:: What the task asks ::
Pick out every line in the data below that holds "seit".

(Dataset records on visual material)
┌──

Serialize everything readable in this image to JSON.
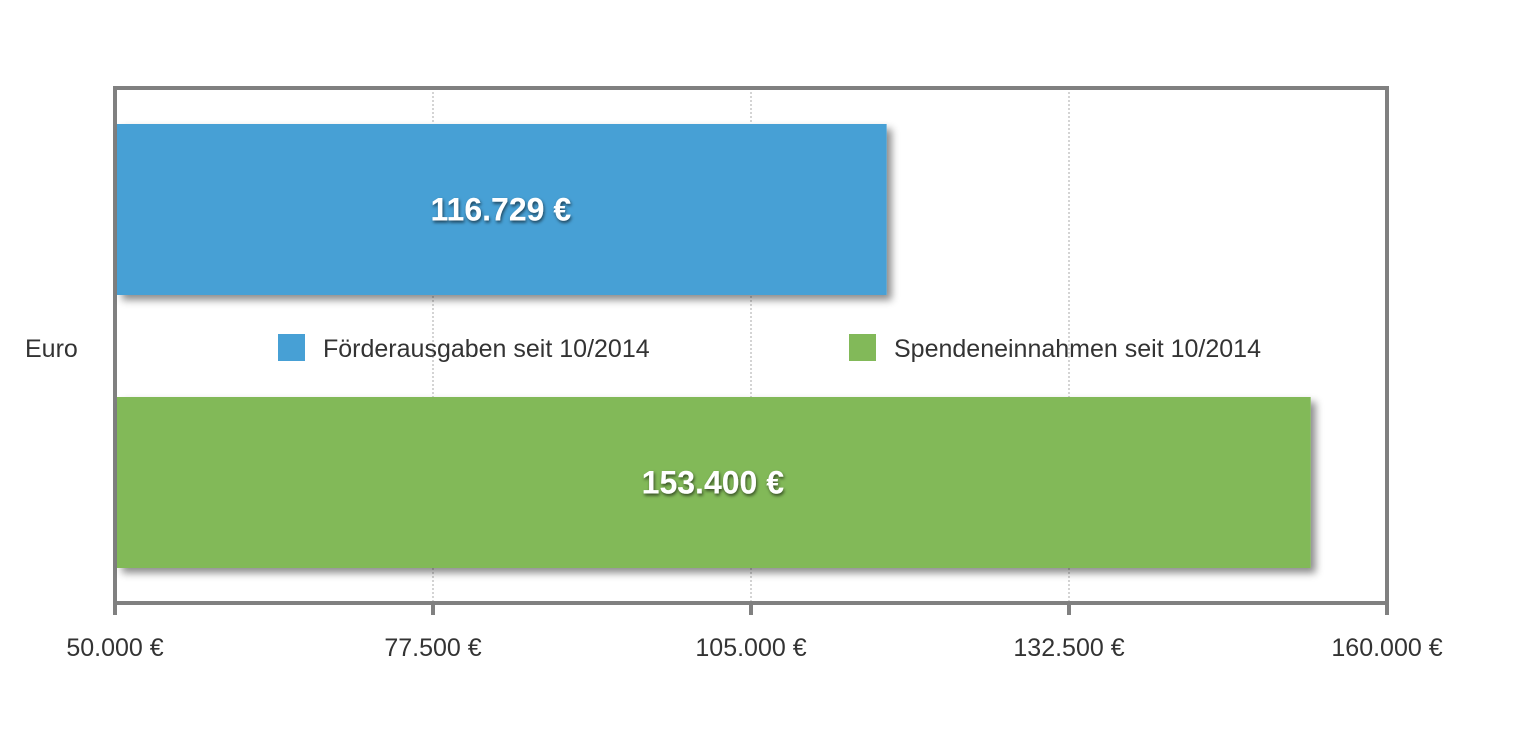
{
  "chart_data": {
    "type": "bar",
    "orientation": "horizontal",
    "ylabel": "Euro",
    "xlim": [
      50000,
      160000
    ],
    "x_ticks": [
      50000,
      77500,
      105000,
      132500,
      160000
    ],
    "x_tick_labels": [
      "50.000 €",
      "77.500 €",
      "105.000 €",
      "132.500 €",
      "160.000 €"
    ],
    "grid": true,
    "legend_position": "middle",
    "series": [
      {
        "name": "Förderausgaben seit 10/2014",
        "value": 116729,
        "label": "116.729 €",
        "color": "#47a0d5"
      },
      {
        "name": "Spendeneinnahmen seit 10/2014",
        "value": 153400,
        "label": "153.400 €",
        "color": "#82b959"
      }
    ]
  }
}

└──

:: Expected answer ::
        "name": "Förderausgaben seit 10/2014",
        "name": "Spendeneinnahmen seit 10/2014",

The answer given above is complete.